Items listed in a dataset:
■ ■ ■ ■ ■

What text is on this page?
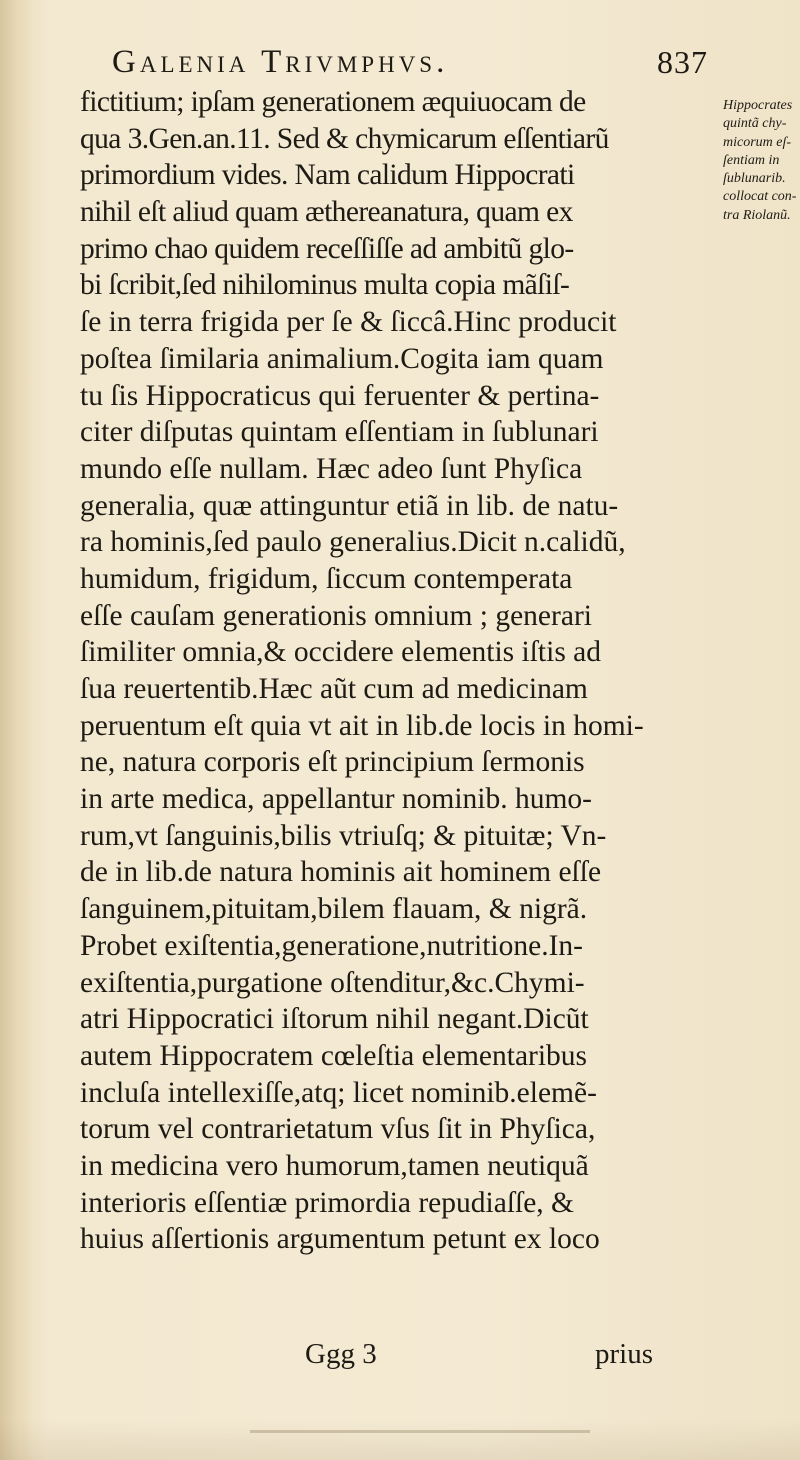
Galenia Trivmphvs.	837
fictitium; ipſam generationem æquiuocam de
qua 3.Gen.an.11. Sed & chymicarum eſſentiarũ
primordium vides. Nam calidum Hippocrati
nihil eſt aliud quam æthereanatura, quam ex
primo chao quidem receſſiſſe ad ambitũ glo-
bi ſcribit,ſed nihilominus multa copia mãſiſ-
ſe in terra frigida per ſe & ſiccâ.Hinc producit
poſtea ſimilaria animalium.Cogita iam quam
tu ſis Hippocraticus qui feruenter & pertina-
citer diſputas quintam eſſentiam in ſublunari
mundo eſſe nullam. Hæc adeo ſunt Phyſica
generalia, quæ attinguntur etiã in lib. de natu-
ra hominis,ſed paulo generalius.Dicit n.calidũ,
humidum, frigidum, ſiccum contemperata
eſſe cauſam generationis omnium ; generari
ſimiliter omnia,& occidere elementis iſtis ad
ſua reuertentib.Hæc aũt cum ad medicinam
peruentum eſt quia vt ait in lib.de locis in homi-
ne, natura corporis eſt principium ſermonis
in arte medica, appellantur nominib. humo-
rum,vt ſanguinis,bilis vtriuſq; & pituitæ; Vn-
de in lib.de natura hominis ait hominem eſſe
ſanguinem,pituitam,bilem flauam, & nigrã.
Probet exiſtentia,generatione,nutritione.In-
exiſtentia,purgatione oſtenditur,&c.Chymi-
atri Hippocratici iſtorum nihil negant.Dicũt
autem Hippocratem cœleſtia elementaribus
incluſa intellexiſſe,atq; licet nominib.elemẽ-
torum vel contrarietatum vſus ſit in Phyſica,
in medicina vero humorum,tamen neutiquã
interioris eſſentiæ primordia repudiaſſe, &
huius aſſertionis argumentum petunt ex loco
Hippocrates
quintã chy-
micorum eſ-
ſentiam in
ſublunarib.
collocat con-
tra Riolanũ.
Ggg 3	prius
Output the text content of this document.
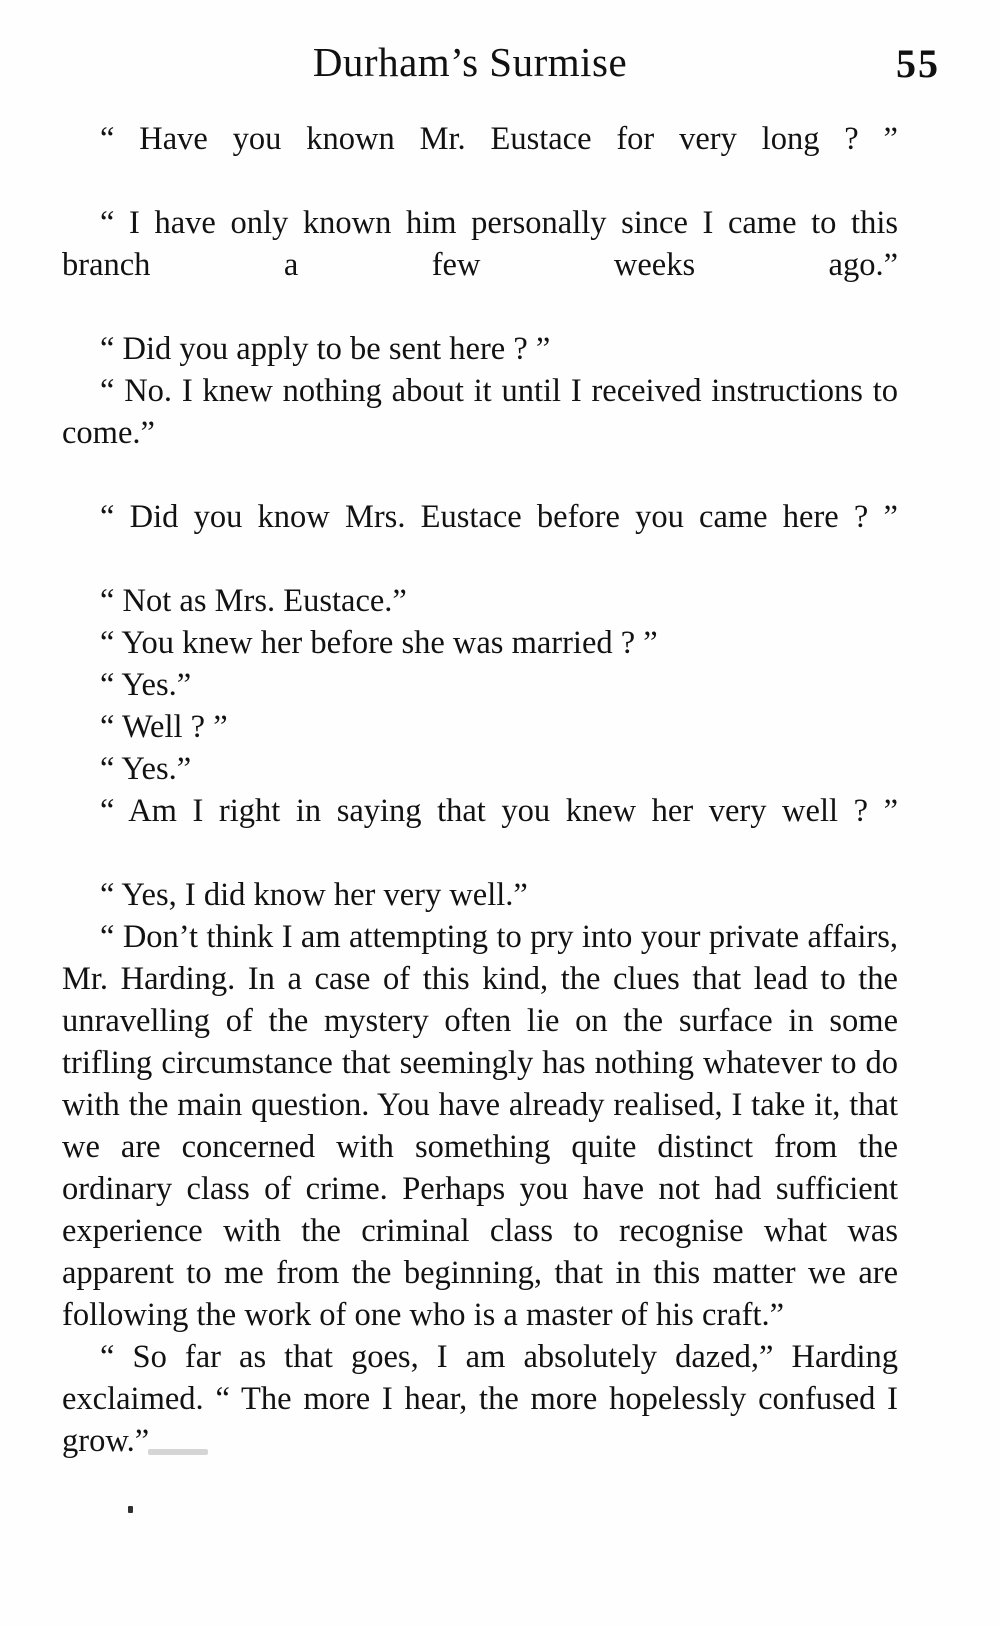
Durham’s Surmise	55

“ Have you known Mr. Eustace for very long ? ”

“ I have only known him personally since I came to this branch a few weeks ago.”

“ Did you apply to be sent here ? ”

“ No. I knew nothing about it until I received instructions to come.”

“ Did you know Mrs. Eustace before you came here ? ”

“ Not as Mrs. Eustace.”

“ You knew her before she was married ? ”

“ Yes.”

“ Well ? ”

“ Yes.”

“ Am I right in saying that you knew her very well ? ”

“ Yes, I did know her very well.”

“ Don’t think I am attempting to pry into your private affairs, Mr. Harding. In a case of this kind, the clues that lead to the unravelling of the mystery often lie on the surface in some trifling circumstance that seemingly has nothing whatever to do with the main question. You have already realised, I take it, that we are concerned with something quite distinct from the ordinary class of crime. Perhaps you have not had sufficient experience with the criminal class to recognise what was apparent to me from the beginning, that in this matter we are following the work of one who is a master of his craft.”

“ So far as that goes, I am absolutely dazed,” Harding exclaimed. “ The more I hear, the more hopelessly confused I grow.”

■ ■ ■ ■ ■

__WHAT IS REQUIRED__
Tally the lines of the records holding the word "before", then state only the tally.

__SOLUTION FOR THIS TASK__
2